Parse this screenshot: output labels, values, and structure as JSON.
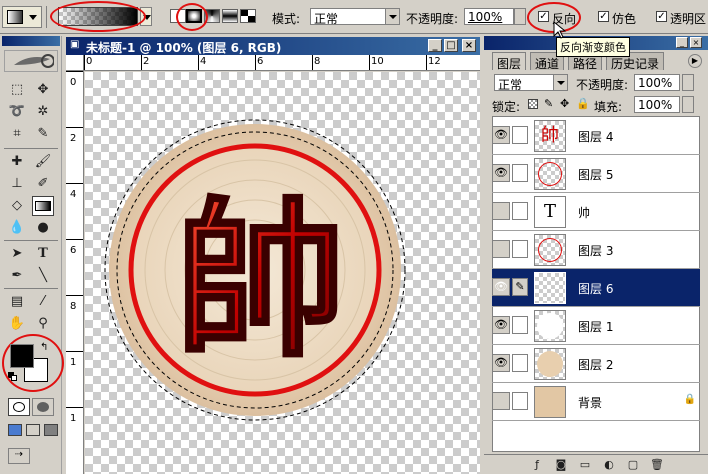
{
  "options_bar": {
    "mode_label": "模式:",
    "mode_value": "正常",
    "opacity_label": "不透明度:",
    "opacity_value": "100%",
    "reverse_label": "反向",
    "dither_label": "仿色",
    "transparency_label": "透明区",
    "tooltip": "反向渐变颜色"
  },
  "document": {
    "title": "未标题-1 @ 100% (图层 6, RGB)",
    "ruler_h": [
      "0",
      "2",
      "4",
      "6",
      "8",
      "10",
      "12"
    ],
    "ruler_v": [
      "0",
      "2",
      "4",
      "6",
      "8",
      "1",
      "1"
    ],
    "character": "帥"
  },
  "layers_panel": {
    "tabs": [
      "图层",
      "通道",
      "路径",
      "历史记录"
    ],
    "blend_mode": "正常",
    "opacity_label": "不透明度:",
    "opacity_value": "100%",
    "lock_label": "锁定:",
    "fill_label": "填充:",
    "fill_value": "100%",
    "layers": [
      {
        "name": "图层 4",
        "visible": true,
        "thumb": "帥"
      },
      {
        "name": "图层 5",
        "visible": true,
        "thumb": ""
      },
      {
        "name": "帅",
        "visible": false,
        "thumb": "T"
      },
      {
        "name": "图层 3",
        "visible": false,
        "thumb": ""
      },
      {
        "name": "图层 6",
        "visible": true,
        "thumb": "",
        "selected": true
      },
      {
        "name": "图层 1",
        "visible": true,
        "thumb": ""
      },
      {
        "name": "图层 2",
        "visible": true,
        "thumb": ""
      },
      {
        "name": "背景",
        "visible": false,
        "thumb": ""
      }
    ]
  },
  "colors": {
    "accent_red": "#e01010",
    "selection_blue": "#0a246a",
    "foreground": "#000000",
    "background": "#ffffff"
  }
}
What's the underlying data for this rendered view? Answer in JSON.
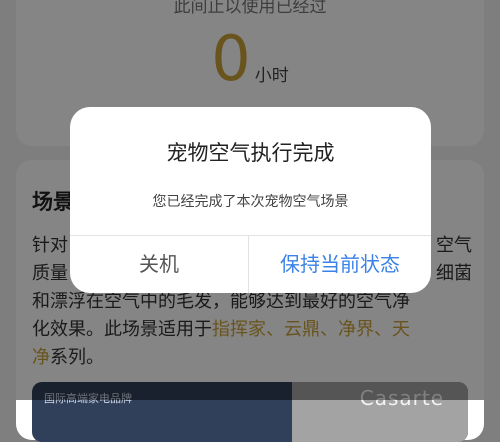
{
  "top_card": {
    "subtitle": "此间止以使用已经过",
    "hours_value": "0",
    "hours_unit": "小时"
  },
  "main_card": {
    "title": "场景",
    "description_part1": "针对",
    "description_tail1": "空气",
    "description_line2_a": "质量",
    "description_line2_b": "细菌",
    "description_line3": "和漂浮在空气中的毛发，能够达到最好的空气净",
    "description_line4_a": "化效果。此场景适用于",
    "highlight_models": "指挥家、云鼎、净界、天",
    "highlight_models_2": "净",
    "description_end": "系列。",
    "highlight_color": "#caa13a"
  },
  "banner": {
    "left_text": "国际高端家电品牌",
    "brand": "Casarte"
  },
  "dialog": {
    "title": "宠物空气执行完成",
    "message": "您已经完成了本次宠物空气场景",
    "button_off": "关机",
    "button_keep": "保持当前状态",
    "button_keep_color": "#3b82e6"
  }
}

— Exercise brief —
Copy all of the entries verbatim, leaving out any pictures they contain.

— Expected answer —
Parse this screenshot: output labels, values, and structure as JSON.
{
  "options_bar": {
    "mode_label": "模式:",
    "mode_value": "正常",
    "opacity_label": "不透明度:",
    "opacity_value": "100%",
    "reverse_label": "反向",
    "dither_label": "仿色",
    "transparency_label": "透明区",
    "tooltip": "反向渐变颜色"
  },
  "document": {
    "title": "未标题-1 @ 100% (图层 6, RGB)",
    "ruler_h": [
      "0",
      "2",
      "4",
      "6",
      "8",
      "10",
      "12"
    ],
    "ruler_v": [
      "0",
      "2",
      "4",
      "6",
      "8",
      "1",
      "1"
    ],
    "character": "帥"
  },
  "layers_panel": {
    "tabs": [
      "图层",
      "通道",
      "路径",
      "历史记录"
    ],
    "blend_mode": "正常",
    "opacity_label": "不透明度:",
    "opacity_value": "100%",
    "lock_label": "锁定:",
    "fill_label": "填充:",
    "fill_value": "100%",
    "layers": [
      {
        "name": "图层 4",
        "visible": true,
        "thumb": "帥"
      },
      {
        "name": "图层 5",
        "visible": true,
        "thumb": ""
      },
      {
        "name": "帅",
        "visible": false,
        "thumb": "T"
      },
      {
        "name": "图层 3",
        "visible": false,
        "thumb": ""
      },
      {
        "name": "图层 6",
        "visible": true,
        "thumb": "",
        "selected": true
      },
      {
        "name": "图层 1",
        "visible": true,
        "thumb": ""
      },
      {
        "name": "图层 2",
        "visible": true,
        "thumb": ""
      },
      {
        "name": "背景",
        "visible": false,
        "thumb": ""
      }
    ]
  },
  "colors": {
    "accent_red": "#e01010",
    "selection_blue": "#0a246a",
    "foreground": "#000000",
    "background": "#ffffff"
  }
}
What's the underlying data for this rendered view? Answer in JSON.
{
  "top_card": {
    "subtitle": "此间止以使用已经过",
    "hours_value": "0",
    "hours_unit": "小时"
  },
  "main_card": {
    "title": "场景",
    "description_part1": "针对",
    "description_tail1": "空气",
    "description_line2_a": "质量",
    "description_line2_b": "细菌",
    "description_line3": "和漂浮在空气中的毛发，能够达到最好的空气净",
    "description_line4_a": "化效果。此场景适用于",
    "highlight_models": "指挥家、云鼎、净界、天",
    "highlight_models_2": "净",
    "description_end": "系列。",
    "highlight_color": "#caa13a"
  },
  "banner": {
    "left_text": "国际高端家电品牌",
    "brand": "Casarte"
  },
  "dialog": {
    "title": "宠物空气执行完成",
    "message": "您已经完成了本次宠物空气场景",
    "button_off": "关机",
    "button_keep": "保持当前状态",
    "button_keep_color": "#3b82e6"
  }
}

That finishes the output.